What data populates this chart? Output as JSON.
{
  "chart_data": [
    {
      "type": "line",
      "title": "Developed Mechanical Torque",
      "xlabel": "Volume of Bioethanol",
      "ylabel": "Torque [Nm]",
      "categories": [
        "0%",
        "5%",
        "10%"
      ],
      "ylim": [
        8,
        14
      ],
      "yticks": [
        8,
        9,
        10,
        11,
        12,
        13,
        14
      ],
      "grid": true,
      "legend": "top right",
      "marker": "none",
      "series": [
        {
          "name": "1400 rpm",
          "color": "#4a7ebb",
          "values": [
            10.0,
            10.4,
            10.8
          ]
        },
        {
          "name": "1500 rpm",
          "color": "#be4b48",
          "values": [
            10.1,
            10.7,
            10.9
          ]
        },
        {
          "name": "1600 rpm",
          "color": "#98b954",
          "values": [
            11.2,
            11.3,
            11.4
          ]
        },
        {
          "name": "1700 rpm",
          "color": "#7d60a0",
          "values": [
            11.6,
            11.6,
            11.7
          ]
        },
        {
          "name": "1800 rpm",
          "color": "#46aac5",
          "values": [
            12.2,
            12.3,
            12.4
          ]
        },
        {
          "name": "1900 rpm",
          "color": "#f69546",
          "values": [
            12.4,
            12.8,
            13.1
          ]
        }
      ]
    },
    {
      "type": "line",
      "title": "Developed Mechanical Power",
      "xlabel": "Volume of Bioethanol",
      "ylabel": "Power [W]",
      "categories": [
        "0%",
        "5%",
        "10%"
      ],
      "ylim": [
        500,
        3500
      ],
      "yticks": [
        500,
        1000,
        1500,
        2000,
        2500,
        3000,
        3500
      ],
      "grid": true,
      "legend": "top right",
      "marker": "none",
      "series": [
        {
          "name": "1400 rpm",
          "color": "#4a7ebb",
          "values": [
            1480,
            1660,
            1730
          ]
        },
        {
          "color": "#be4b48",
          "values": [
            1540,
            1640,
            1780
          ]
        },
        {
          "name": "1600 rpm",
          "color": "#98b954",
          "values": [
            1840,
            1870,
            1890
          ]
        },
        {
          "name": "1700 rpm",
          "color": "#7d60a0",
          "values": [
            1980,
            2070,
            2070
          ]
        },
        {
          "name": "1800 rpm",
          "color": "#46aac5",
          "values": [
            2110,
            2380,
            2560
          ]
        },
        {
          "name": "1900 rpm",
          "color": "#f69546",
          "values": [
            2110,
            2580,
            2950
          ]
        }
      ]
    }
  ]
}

+---+

> _What the exercise asks_:
Would you restate each of the entries word for word?

> _Reply to the task_:
What data populates this chart? Output as JSON.
{
  "chart_data": [
    {
      "type": "line",
      "title": "Developed Mechanical Torque",
      "xlabel": "Volume of Bioethanol",
      "ylabel": "Torque [Nm]",
      "categories": [
        "0%",
        "5%",
        "10%"
      ],
      "ylim": [
        8,
        14
      ],
      "yticks": [
        8,
        9,
        10,
        11,
        12,
        13,
        14
      ],
      "grid": true,
      "legend": "top right",
      "marker": "none",
      "series": [
        {
          "name": "1400 rpm",
          "color": "#4a7ebb",
          "values": [
            10.0,
            10.4,
            10.8
          ]
        },
        {
          "name": "1500 rpm",
          "color": "#be4b48",
          "values": [
            10.1,
            10.7,
            10.9
          ]
        },
        {
          "name": "1600 rpm",
          "color": "#98b954",
          "values": [
            11.2,
            11.3,
            11.4
          ]
        },
        {
          "name": "1700 rpm",
          "color": "#7d60a0",
          "values": [
            11.6,
            11.6,
            11.7
          ]
        },
        {
          "name": "1800 rpm",
          "color": "#46aac5",
          "values": [
            12.2,
            12.3,
            12.4
          ]
        },
        {
          "name": "1900 rpm",
          "color": "#f69546",
          "values": [
            12.4,
            12.8,
            13.1
          ]
        }
      ]
    },
    {
      "type": "line",
      "title": "Developed Mechanical Power",
      "xlabel": "Volume of Bioethanol",
      "ylabel": "Power [W]",
      "categories": [
        "0%",
        "5%",
        "10%"
      ],
      "ylim": [
        500,
        3500
      ],
      "yticks": [
        500,
        1000,
        1500,
        2000,
        2500,
        3000,
        3500
      ],
      "grid": true,
      "legend": "top right",
      "marker": "none",
      "series": [
        {
          "name": "1400 rpm",
          "color": "#4a7ebb",
          "values": [
            1480,
            1660,
            1730
          ]
        },
        {
          "color": "#be4b48",
          "values": [
            1540,
            1640,
            1780
          ]
        },
        {
          "name": "1600 rpm",
          "color": "#98b954",
          "values": [
            1840,
            1870,
            1890
          ]
        },
        {
          "name": "1700 rpm",
          "color": "#7d60a0",
          "values": [
            1980,
            2070,
            2070
          ]
        },
        {
          "name": "1800 rpm",
          "color": "#46aac5",
          "values": [
            2110,
            2380,
            2560
          ]
        },
        {
          "name": "1900 rpm",
          "color": "#f69546",
          "values": [
            2110,
            2580,
            2950
          ]
        }
      ]
    }
  ]
}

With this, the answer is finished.